EXERCISE INSTRUCTIONS: Return the records, each one exactly as written.

INFORMATION PROVIDED:
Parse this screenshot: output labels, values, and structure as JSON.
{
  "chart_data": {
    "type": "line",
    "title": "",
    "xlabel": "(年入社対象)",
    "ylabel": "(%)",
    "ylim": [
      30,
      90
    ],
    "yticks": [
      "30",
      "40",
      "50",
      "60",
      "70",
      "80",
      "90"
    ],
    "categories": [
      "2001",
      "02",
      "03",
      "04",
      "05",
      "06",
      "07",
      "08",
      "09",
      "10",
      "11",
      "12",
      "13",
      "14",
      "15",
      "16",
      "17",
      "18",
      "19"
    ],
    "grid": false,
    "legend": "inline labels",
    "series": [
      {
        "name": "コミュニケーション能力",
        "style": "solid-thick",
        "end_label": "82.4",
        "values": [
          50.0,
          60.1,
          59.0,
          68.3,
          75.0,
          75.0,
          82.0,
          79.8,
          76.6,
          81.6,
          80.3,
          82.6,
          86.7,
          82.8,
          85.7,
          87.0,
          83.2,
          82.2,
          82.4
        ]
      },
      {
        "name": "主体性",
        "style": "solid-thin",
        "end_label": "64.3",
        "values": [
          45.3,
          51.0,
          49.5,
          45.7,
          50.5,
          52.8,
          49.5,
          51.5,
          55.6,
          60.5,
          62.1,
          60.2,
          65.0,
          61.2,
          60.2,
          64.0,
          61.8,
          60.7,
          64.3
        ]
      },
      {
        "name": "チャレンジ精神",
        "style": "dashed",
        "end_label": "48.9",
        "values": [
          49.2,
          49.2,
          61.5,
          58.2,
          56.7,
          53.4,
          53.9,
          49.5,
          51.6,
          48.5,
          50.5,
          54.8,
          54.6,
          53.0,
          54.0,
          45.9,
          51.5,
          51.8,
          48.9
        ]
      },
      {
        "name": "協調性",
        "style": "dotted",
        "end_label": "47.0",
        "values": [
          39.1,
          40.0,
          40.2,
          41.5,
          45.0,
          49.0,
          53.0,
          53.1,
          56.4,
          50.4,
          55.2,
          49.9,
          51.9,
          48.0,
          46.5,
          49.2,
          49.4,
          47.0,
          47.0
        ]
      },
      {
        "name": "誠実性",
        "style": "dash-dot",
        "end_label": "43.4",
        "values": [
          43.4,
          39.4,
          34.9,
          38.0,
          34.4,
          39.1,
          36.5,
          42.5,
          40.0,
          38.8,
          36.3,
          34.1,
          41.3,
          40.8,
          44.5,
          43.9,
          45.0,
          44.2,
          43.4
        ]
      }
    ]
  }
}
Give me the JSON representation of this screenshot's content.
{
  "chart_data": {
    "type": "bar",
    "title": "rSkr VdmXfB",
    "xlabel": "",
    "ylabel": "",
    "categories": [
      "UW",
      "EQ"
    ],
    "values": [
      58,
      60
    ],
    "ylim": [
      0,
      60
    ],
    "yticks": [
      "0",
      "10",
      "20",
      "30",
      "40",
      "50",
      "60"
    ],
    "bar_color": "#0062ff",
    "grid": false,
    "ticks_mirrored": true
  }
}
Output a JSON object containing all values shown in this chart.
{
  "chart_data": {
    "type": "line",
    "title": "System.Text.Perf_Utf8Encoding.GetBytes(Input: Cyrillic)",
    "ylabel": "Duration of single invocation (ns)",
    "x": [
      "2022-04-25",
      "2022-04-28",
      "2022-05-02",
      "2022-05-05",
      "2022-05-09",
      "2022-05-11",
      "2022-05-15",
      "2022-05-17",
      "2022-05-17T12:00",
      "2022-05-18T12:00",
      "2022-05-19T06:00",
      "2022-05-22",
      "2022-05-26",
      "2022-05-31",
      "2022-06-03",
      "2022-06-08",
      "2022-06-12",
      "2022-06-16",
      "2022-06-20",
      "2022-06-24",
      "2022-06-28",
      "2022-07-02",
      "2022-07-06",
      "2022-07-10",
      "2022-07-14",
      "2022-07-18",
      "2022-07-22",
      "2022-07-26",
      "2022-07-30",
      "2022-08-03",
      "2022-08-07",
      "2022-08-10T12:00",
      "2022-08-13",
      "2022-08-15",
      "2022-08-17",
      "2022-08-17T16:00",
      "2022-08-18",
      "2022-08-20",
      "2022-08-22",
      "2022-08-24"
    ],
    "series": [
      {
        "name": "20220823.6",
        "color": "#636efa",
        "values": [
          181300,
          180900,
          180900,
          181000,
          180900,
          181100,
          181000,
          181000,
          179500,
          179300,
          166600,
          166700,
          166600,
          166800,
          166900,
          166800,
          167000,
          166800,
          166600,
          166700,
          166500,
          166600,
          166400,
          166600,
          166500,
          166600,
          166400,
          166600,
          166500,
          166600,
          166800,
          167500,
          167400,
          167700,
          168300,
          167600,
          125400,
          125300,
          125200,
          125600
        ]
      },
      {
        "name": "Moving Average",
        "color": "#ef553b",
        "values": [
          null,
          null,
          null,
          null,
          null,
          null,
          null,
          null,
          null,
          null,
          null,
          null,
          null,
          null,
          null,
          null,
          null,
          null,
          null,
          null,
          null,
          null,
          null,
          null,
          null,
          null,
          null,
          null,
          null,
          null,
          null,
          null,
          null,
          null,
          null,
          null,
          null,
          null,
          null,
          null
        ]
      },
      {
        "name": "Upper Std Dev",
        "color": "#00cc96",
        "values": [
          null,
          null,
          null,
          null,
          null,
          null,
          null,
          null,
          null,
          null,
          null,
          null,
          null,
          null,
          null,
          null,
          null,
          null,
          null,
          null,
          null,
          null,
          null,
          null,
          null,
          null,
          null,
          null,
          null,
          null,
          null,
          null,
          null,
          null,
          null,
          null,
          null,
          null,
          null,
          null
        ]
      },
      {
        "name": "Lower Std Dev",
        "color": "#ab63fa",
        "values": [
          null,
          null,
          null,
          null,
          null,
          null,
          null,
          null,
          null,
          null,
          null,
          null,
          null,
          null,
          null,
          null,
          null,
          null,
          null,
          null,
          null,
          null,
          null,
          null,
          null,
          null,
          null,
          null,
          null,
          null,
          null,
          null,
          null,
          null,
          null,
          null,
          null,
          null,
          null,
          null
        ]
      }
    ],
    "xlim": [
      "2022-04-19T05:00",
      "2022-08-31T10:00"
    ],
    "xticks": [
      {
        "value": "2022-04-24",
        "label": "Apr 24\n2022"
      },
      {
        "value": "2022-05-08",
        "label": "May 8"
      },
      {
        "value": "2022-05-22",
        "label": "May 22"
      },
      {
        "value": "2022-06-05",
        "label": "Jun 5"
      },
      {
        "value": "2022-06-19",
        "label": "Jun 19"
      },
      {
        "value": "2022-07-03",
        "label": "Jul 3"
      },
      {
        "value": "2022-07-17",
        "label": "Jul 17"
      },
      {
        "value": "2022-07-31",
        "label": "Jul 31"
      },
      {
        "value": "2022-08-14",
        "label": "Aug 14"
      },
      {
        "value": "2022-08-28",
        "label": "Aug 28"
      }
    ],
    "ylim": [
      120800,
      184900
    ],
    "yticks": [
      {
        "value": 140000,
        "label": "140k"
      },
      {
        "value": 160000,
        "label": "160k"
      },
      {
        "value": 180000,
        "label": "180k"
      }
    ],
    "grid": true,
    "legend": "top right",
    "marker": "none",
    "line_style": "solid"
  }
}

RESPONSE:
Parse this screenshot: output labels, values, and structure as JSON.
{
  "chart_data": {
    "type": "line",
    "title": "",
    "xlabel": "(年入社対象)",
    "ylabel": "(%)",
    "ylim": [
      30,
      90
    ],
    "yticks": [
      "30",
      "40",
      "50",
      "60",
      "70",
      "80",
      "90"
    ],
    "categories": [
      "2001",
      "02",
      "03",
      "04",
      "05",
      "06",
      "07",
      "08",
      "09",
      "10",
      "11",
      "12",
      "13",
      "14",
      "15",
      "16",
      "17",
      "18",
      "19"
    ],
    "grid": false,
    "legend": "inline labels",
    "series": [
      {
        "name": "コミュニケーション能力",
        "style": "solid-thick",
        "end_label": "82.4",
        "values": [
          50.0,
          60.1,
          59.0,
          68.3,
          75.0,
          75.0,
          82.0,
          79.8,
          76.6,
          81.6,
          80.3,
          82.6,
          86.7,
          82.8,
          85.7,
          87.0,
          83.2,
          82.2,
          82.4
        ]
      },
      {
        "name": "主体性",
        "style": "solid-thin",
        "end_label": "64.3",
        "values": [
          45.3,
          51.0,
          49.5,
          45.7,
          50.5,
          52.8,
          49.5,
          51.5,
          55.6,
          60.5,
          62.1,
          60.2,
          65.0,
          61.2,
          60.2,
          64.0,
          61.8,
          60.7,
          64.3
        ]
      },
      {
        "name": "チャレンジ精神",
        "style": "dashed",
        "end_label": "48.9",
        "values": [
          49.2,
          49.2,
          61.5,
          58.2,
          56.7,
          53.4,
          53.9,
          49.5,
          51.6,
          48.5,
          50.5,
          54.8,
          54.6,
          53.0,
          54.0,
          45.9,
          51.5,
          51.8,
          48.9
        ]
      },
      {
        "name": "協調性",
        "style": "dotted",
        "end_label": "47.0",
        "values": [
          39.1,
          40.0,
          40.2,
          41.5,
          45.0,
          49.0,
          53.0,
          53.1,
          56.4,
          50.4,
          55.2,
          49.9,
          51.9,
          48.0,
          46.5,
          49.2,
          49.4,
          47.0,
          47.0
        ]
      },
      {
        "name": "誠実性",
        "style": "dash-dot",
        "end_label": "43.4",
        "values": [
          43.4,
          39.4,
          34.9,
          38.0,
          34.4,
          39.1,
          36.5,
          42.5,
          40.0,
          38.8,
          36.3,
          34.1,
          41.3,
          40.8,
          44.5,
          43.9,
          45.0,
          44.2,
          43.4
        ]
      }
    ]
  }
}
Give me the JSON representation of this screenshot's content.
{
  "chart_data": {
    "type": "bar",
    "title": "rSkr VdmXfB",
    "xlabel": "",
    "ylabel": "",
    "categories": [
      "UW",
      "EQ"
    ],
    "values": [
      58,
      60
    ],
    "ylim": [
      0,
      60
    ],
    "yticks": [
      "0",
      "10",
      "20",
      "30",
      "40",
      "50",
      "60"
    ],
    "bar_color": "#0062ff",
    "grid": false,
    "ticks_mirrored": true
  }
}
Output a JSON object containing all values shown in this chart.
{
  "chart_data": {
    "type": "line",
    "title": "System.Text.Perf_Utf8Encoding.GetBytes(Input: Cyrillic)",
    "ylabel": "Duration of single invocation (ns)",
    "x": [
      "2022-04-25",
      "2022-04-28",
      "2022-05-02",
      "2022-05-05",
      "2022-05-09",
      "2022-05-11",
      "2022-05-15",
      "2022-05-17",
      "2022-05-17T12:00",
      "2022-05-18T12:00",
      "2022-05-19T06:00",
      "2022-05-22",
      "2022-05-26",
      "2022-05-31",
      "2022-06-03",
      "2022-06-08",
      "2022-06-12",
      "2022-06-16",
      "2022-06-20",
      "2022-06-24",
      "2022-06-28",
      "2022-07-02",
      "2022-07-06",
      "2022-07-10",
      "2022-07-14",
      "2022-07-18",
      "2022-07-22",
      "2022-07-26",
      "2022-07-30",
      "2022-08-03",
      "2022-08-07",
      "2022-08-10T12:00",
      "2022-08-13",
      "2022-08-15",
      "2022-08-17",
      "2022-08-17T16:00",
      "2022-08-18",
      "2022-08-20",
      "2022-08-22",
      "2022-08-24"
    ],
    "series": [
      {
        "name": "20220823.6",
        "color": "#636efa",
        "values": [
          181300,
          180900,
          180900,
          181000,
          180900,
          181100,
          181000,
          181000,
          179500,
          179300,
          166600,
          166700,
          166600,
          166800,
          166900,
          166800,
          167000,
          166800,
          166600,
          166700,
          166500,
          166600,
          166400,
          166600,
          166500,
          166600,
          166400,
          166600,
          166500,
          166600,
          166800,
          167500,
          167400,
          167700,
          168300,
          167600,
          125400,
          125300,
          125200,
          125600
        ]
      },
      {
        "name": "Moving Average",
        "color": "#ef553b",
        "values": [
          null,
          null,
          null,
          null,
          null,
          null,
          null,
          null,
          null,
          null,
          null,
          null,
          null,
          null,
          null,
          null,
          null,
          null,
          null,
          null,
          null,
          null,
          null,
          null,
          null,
          null,
          null,
          null,
          null,
          null,
          null,
          null,
          null,
          null,
          null,
          null,
          null,
          null,
          null,
          null
        ]
      },
      {
        "name": "Upper Std Dev",
        "color": "#00cc96",
        "values": [
          null,
          null,
          null,
          null,
          null,
          null,
          null,
          null,
          null,
          null,
          null,
          null,
          null,
          null,
          null,
          null,
          null,
          null,
          null,
          null,
          null,
          null,
          null,
          null,
          null,
          null,
          null,
          null,
          null,
          null,
          null,
          null,
          null,
          null,
          null,
          null,
          null,
          null,
          null,
          null
        ]
      },
      {
        "name": "Lower Std Dev",
        "color": "#ab63fa",
        "values": [
          null,
          null,
          null,
          null,
          null,
          null,
          null,
          null,
          null,
          null,
          null,
          null,
          null,
          null,
          null,
          null,
          null,
          null,
          null,
          null,
          null,
          null,
          null,
          null,
          null,
          null,
          null,
          null,
          null,
          null,
          null,
          null,
          null,
          null,
          null,
          null,
          null,
          null,
          null,
          null
        ]
      }
    ],
    "xlim": [
      "2022-04-19T05:00",
      "2022-08-31T10:00"
    ],
    "xticks": [
      {
        "value": "2022-04-24",
        "label": "Apr 24\n2022"
      },
      {
        "value": "2022-05-08",
        "label": "May 8"
      },
      {
        "value": "2022-05-22",
        "label": "May 22"
      },
      {
        "value": "2022-06-05",
        "label": "Jun 5"
      },
      {
        "value": "2022-06-19",
        "label": "Jun 19"
      },
      {
        "value": "2022-07-03",
        "label": "Jul 3"
      },
      {
        "value": "2022-07-17",
        "label": "Jul 17"
      },
      {
        "value": "2022-07-31",
        "label": "Jul 31"
      },
      {
        "value": "2022-08-14",
        "label": "Aug 14"
      },
      {
        "value": "2022-08-28",
        "label": "Aug 28"
      }
    ],
    "ylim": [
      120800,
      184900
    ],
    "yticks": [
      {
        "value": 140000,
        "label": "140k"
      },
      {
        "value": 160000,
        "label": "160k"
      },
      {
        "value": 180000,
        "label": "180k"
      }
    ],
    "grid": true,
    "legend": "top right",
    "marker": "none",
    "line_style": "solid"
  }
}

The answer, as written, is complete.